> **Aim**
Repeat every line of the data exactly, but not the pictures.

> **Information supplied**

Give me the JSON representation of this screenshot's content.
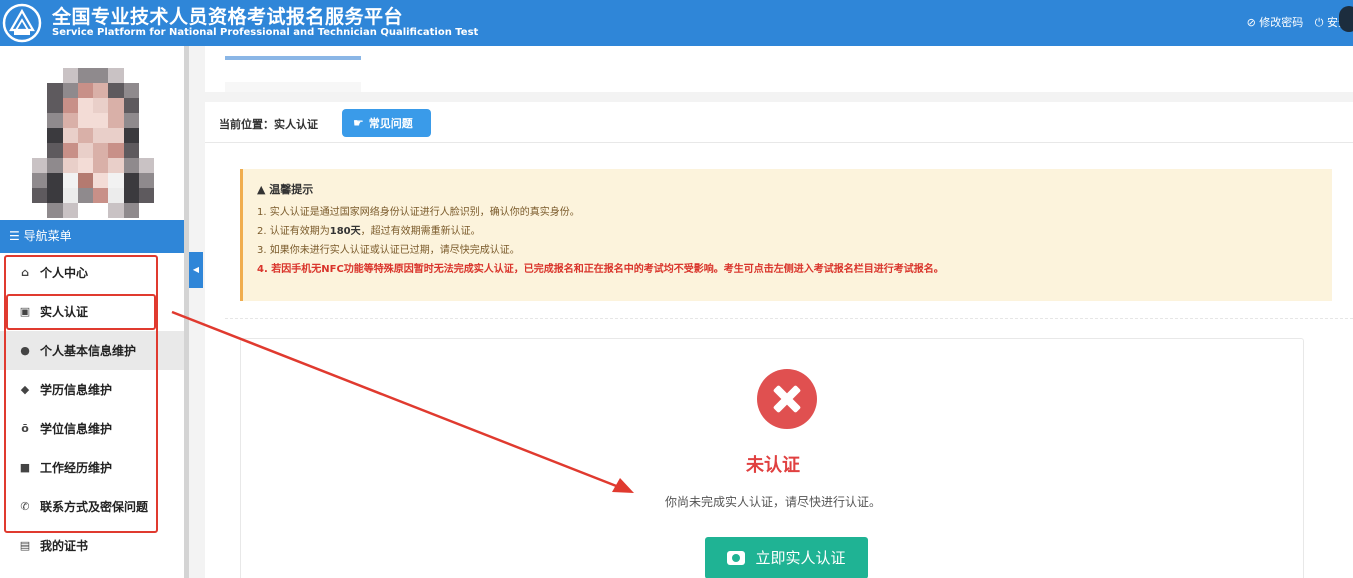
{
  "header": {
    "title_cn": "全国专业技术人员资格考试报名服务平台",
    "title_en": "Service Platform for National Professional and Technician Qualification Test",
    "change_password": "⊘ 修改密码",
    "logout": "⏻ 安全"
  },
  "sidebar": {
    "nav_header": "☰ 导航菜单",
    "items": [
      {
        "label": "个人中心",
        "icon": "home-icon",
        "glyph": "⌂"
      },
      {
        "label": "实人认证",
        "icon": "id-card-icon",
        "glyph": "▣"
      },
      {
        "label": "个人基本信息维护",
        "icon": "user-icon",
        "glyph": "●"
      },
      {
        "label": "学历信息维护",
        "icon": "graduation-cap-icon",
        "glyph": "◆"
      },
      {
        "label": "学位信息维护",
        "icon": "degree-icon",
        "glyph": "ō"
      },
      {
        "label": "工作经历维护",
        "icon": "briefcase-icon",
        "glyph": "■"
      },
      {
        "label": "联系方式及密保问题",
        "icon": "phone-icon",
        "glyph": "✆"
      },
      {
        "label": "我的证书",
        "icon": "certificate-icon",
        "glyph": "▤"
      }
    ]
  },
  "main": {
    "breadcrumb": "当前位置：实人认证",
    "faq_button": "常见问题",
    "notice": {
      "title": "▲ 温馨提示",
      "line1": "1. 实人认证是通过国家网络身份认证进行人脸识别，确认你的真实身份。",
      "line2_prefix": "2. 认证有效期为",
      "line2_bold": "180天",
      "line2_suffix": "，超过有效期需重新认证。",
      "line3": "3. 如果你未进行实人认证或认证已过期，请尽快完成认证。",
      "line4": "4. 若因手机无NFC功能等特殊原因暂时无法完成实人认证，已完成报名和正在报名中的考试均不受影响。考生可点击左侧进入考试报名栏目进行考试报名。"
    },
    "status": {
      "title": "未认证",
      "description": "你尚未完成实人认证，请尽快进行认证。",
      "button": "立即实人认证"
    }
  },
  "colors": {
    "primary": "#2f86d8",
    "annotation_red": "#e03a2f",
    "success_green": "#1fb394",
    "error_red": "#e05050",
    "notice_bg": "#fcf3dc"
  }
}
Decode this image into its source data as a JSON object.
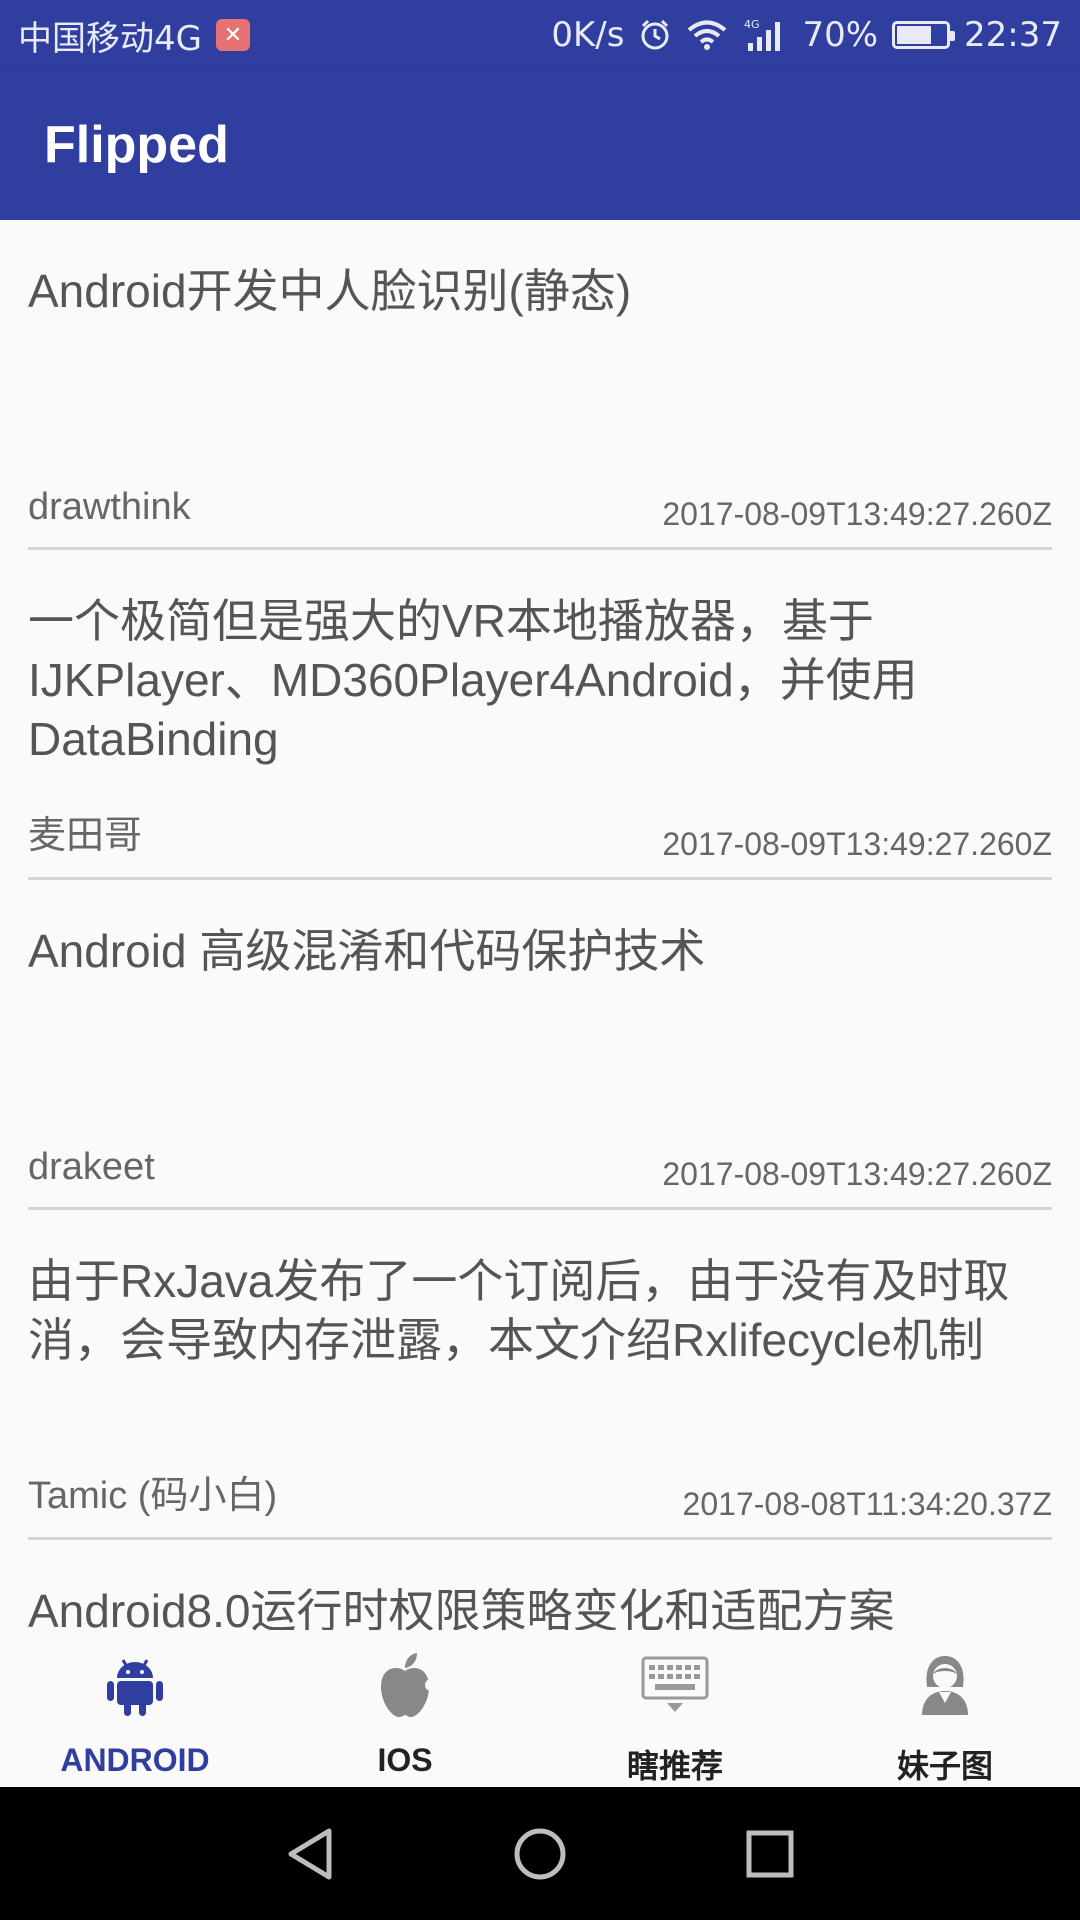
{
  "status_bar": {
    "carrier": "中国移动4G",
    "speed": "0K/s",
    "network": "4G",
    "battery": "70%",
    "battery_level": 0.7,
    "time": "22:37"
  },
  "app_bar": {
    "title": "Flipped"
  },
  "articles": [
    {
      "title": "Android开发中人脸识别(静态)",
      "author": "drawthink",
      "time": "2017-08-09T13:49:27.260Z"
    },
    {
      "title": "一个极简但是强大的VR本地播放器，基于IJKPlayer、MD360Player4Android，并使用DataBinding",
      "author": "麦田哥",
      "time": "2017-08-09T13:49:27.260Z"
    },
    {
      "title": "Android 高级混淆和代码保护技术",
      "author": "drakeet",
      "time": "2017-08-09T13:49:27.260Z"
    },
    {
      "title": "由于RxJava发布了一个订阅后，由于没有及时取消，会导致内存泄露，本文介绍Rxlifecycle机制",
      "author": "Tamic (码小白)",
      "time": "2017-08-08T11:34:20.37Z"
    },
    {
      "title": "Android8.0运行时权限策略变化和适配方案",
      "author": "",
      "time": ""
    }
  ],
  "bottom_nav": {
    "items": [
      {
        "label": "ANDROID",
        "icon": "android-icon",
        "active": true
      },
      {
        "label": "IOS",
        "icon": "apple-icon",
        "active": false
      },
      {
        "label": "瞎推荐",
        "icon": "keyboard-icon",
        "active": false
      },
      {
        "label": "妹子图",
        "icon": "girl-icon",
        "active": false
      }
    ]
  },
  "colors": {
    "primary": "#303f9f",
    "background": "#fafafa",
    "text": "#555555"
  }
}
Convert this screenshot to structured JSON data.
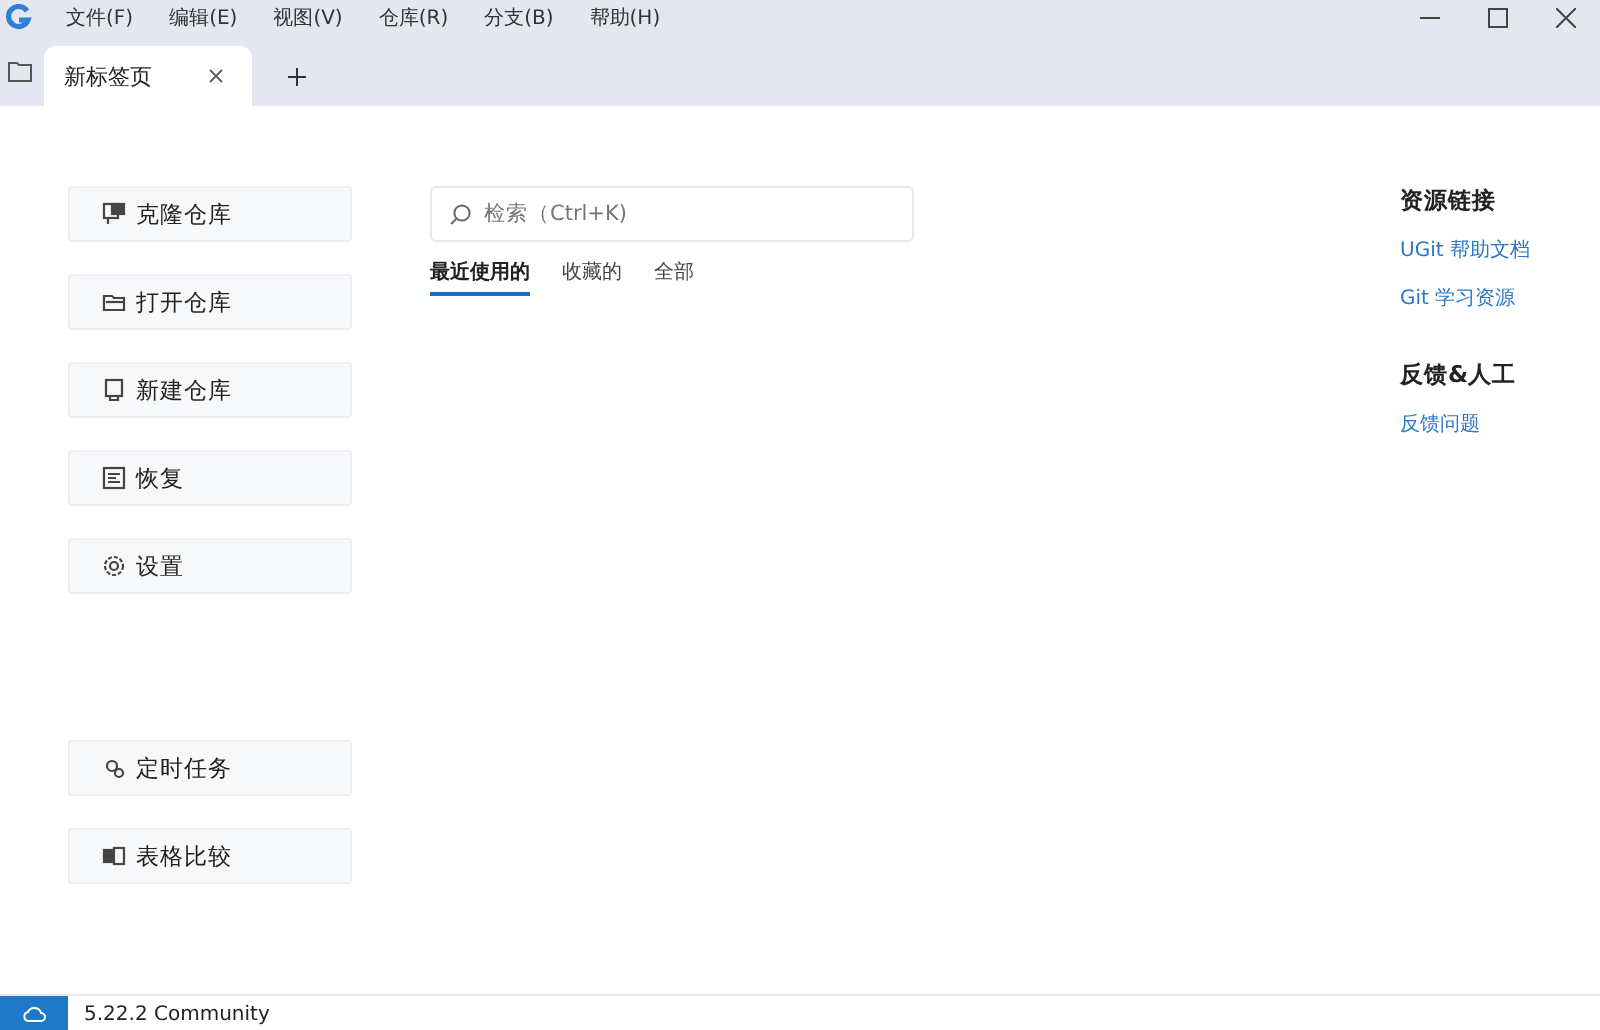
{
  "menu": [
    "文件(F)",
    "编辑(E)",
    "视图(V)",
    "仓库(R)",
    "分支(B)",
    "帮助(H)"
  ],
  "tabs": [
    {
      "label": "新标签页",
      "selected": true
    }
  ],
  "actions": [
    "克隆仓库",
    "打开仓库",
    "新建仓库",
    "恢复",
    "设置"
  ],
  "tools": [
    "定时任务",
    "表格比较"
  ],
  "search": {
    "placeholder": "检索（Ctrl+K)"
  },
  "repo_tabs": [
    {
      "label": "最近使用的",
      "selected": true
    },
    {
      "label": "收藏的",
      "selected": false
    },
    {
      "label": "全部",
      "selected": false
    }
  ],
  "resources": {
    "title": "资源链接",
    "links": [
      "UGit 帮助文档",
      "Git 学习资源"
    ]
  },
  "feedback": {
    "title": "反馈&人工",
    "links": [
      "反馈问题"
    ]
  },
  "status_bar": {
    "version": "5.22.2 Community"
  }
}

> **Written solution**
Give me the JSON representation of this screenshot's content.
{
  "header": {
    "title_cn": "全国专业技术人员资格考试报名服务平台",
    "title_en": "Service Platform for National Professional and Technician Qualification Test",
    "change_password": "⊘ 修改密码",
    "logout": "⏻ 安全"
  },
  "sidebar": {
    "nav_header": "☰ 导航菜单",
    "items": [
      {
        "label": "个人中心",
        "icon": "home-icon",
        "glyph": "⌂"
      },
      {
        "label": "实人认证",
        "icon": "id-card-icon",
        "glyph": "▣"
      },
      {
        "label": "个人基本信息维护",
        "icon": "user-icon",
        "glyph": "●"
      },
      {
        "label": "学历信息维护",
        "icon": "graduation-cap-icon",
        "glyph": "◆"
      },
      {
        "label": "学位信息维护",
        "icon": "degree-icon",
        "glyph": "ō"
      },
      {
        "label": "工作经历维护",
        "icon": "briefcase-icon",
        "glyph": "■"
      },
      {
        "label": "联系方式及密保问题",
        "icon": "phone-icon",
        "glyph": "✆"
      },
      {
        "label": "我的证书",
        "icon": "certificate-icon",
        "glyph": "▤"
      }
    ]
  },
  "main": {
    "breadcrumb": "当前位置：实人认证",
    "faq_button": "常见问题",
    "notice": {
      "title": "▲ 温馨提示",
      "line1": "1. 实人认证是通过国家网络身份认证进行人脸识别，确认你的真实身份。",
      "line2_prefix": "2. 认证有效期为",
      "line2_bold": "180天",
      "line2_suffix": "，超过有效期需重新认证。",
      "line3": "3. 如果你未进行实人认证或认证已过期，请尽快完成认证。",
      "line4": "4. 若因手机无NFC功能等特殊原因暂时无法完成实人认证，已完成报名和正在报名中的考试均不受影响。考生可点击左侧进入考试报名栏目进行考试报名。"
    },
    "status": {
      "title": "未认证",
      "description": "你尚未完成实人认证，请尽快进行认证。",
      "button": "立即实人认证"
    }
  },
  "colors": {
    "primary": "#2f86d8",
    "annotation_red": "#e03a2f",
    "success_green": "#1fb394",
    "error_red": "#e05050",
    "notice_bg": "#fcf3dc"
  }
}
Decode this image into its source data as a JSON object.
{
  "status_bar": {
    "carrier": "中国移动4G",
    "speed": "0K/s",
    "network": "4G",
    "battery": "70%",
    "battery_level": 0.7,
    "time": "22:37"
  },
  "app_bar": {
    "title": "Flipped"
  },
  "articles": [
    {
      "title": "Android开发中人脸识别(静态)",
      "author": "drawthink",
      "time": "2017-08-09T13:49:27.260Z"
    },
    {
      "title": "一个极简但是强大的VR本地播放器，基于IJKPlayer、MD360Player4Android，并使用DataBinding",
      "author": "麦田哥",
      "time": "2017-08-09T13:49:27.260Z"
    },
    {
      "title": "Android 高级混淆和代码保护技术",
      "author": "drakeet",
      "time": "2017-08-09T13:49:27.260Z"
    },
    {
      "title": "由于RxJava发布了一个订阅后，由于没有及时取消，会导致内存泄露，本文介绍Rxlifecycle机制",
      "author": "Tamic (码小白)",
      "time": "2017-08-08T11:34:20.37Z"
    },
    {
      "title": "Android8.0运行时权限策略变化和适配方案",
      "author": "",
      "time": ""
    }
  ],
  "bottom_nav": {
    "items": [
      {
        "label": "ANDROID",
        "icon": "android-icon",
        "active": true
      },
      {
        "label": "IOS",
        "icon": "apple-icon",
        "active": false
      },
      {
        "label": "瞎推荐",
        "icon": "keyboard-icon",
        "active": false
      },
      {
        "label": "妹子图",
        "icon": "girl-icon",
        "active": false
      }
    ]
  },
  "colors": {
    "primary": "#303f9f",
    "background": "#fafafa",
    "text": "#555555"
  }
}
Convert this screenshot to structured JSON data.
{
  "menu": [
    "文件(F)",
    "编辑(E)",
    "视图(V)",
    "仓库(R)",
    "分支(B)",
    "帮助(H)"
  ],
  "tabs": [
    {
      "label": "新标签页",
      "selected": true
    }
  ],
  "actions": [
    "克隆仓库",
    "打开仓库",
    "新建仓库",
    "恢复",
    "设置"
  ],
  "tools": [
    "定时任务",
    "表格比较"
  ],
  "search": {
    "placeholder": "检索（Ctrl+K)"
  },
  "repo_tabs": [
    {
      "label": "最近使用的",
      "selected": true
    },
    {
      "label": "收藏的",
      "selected": false
    },
    {
      "label": "全部",
      "selected": false
    }
  ],
  "resources": {
    "title": "资源链接",
    "links": [
      "UGit 帮助文档",
      "Git 学习资源"
    ]
  },
  "feedback": {
    "title": "反馈&人工",
    "links": [
      "反馈问题"
    ]
  },
  "status_bar": {
    "version": "5.22.2 Community"
  }
}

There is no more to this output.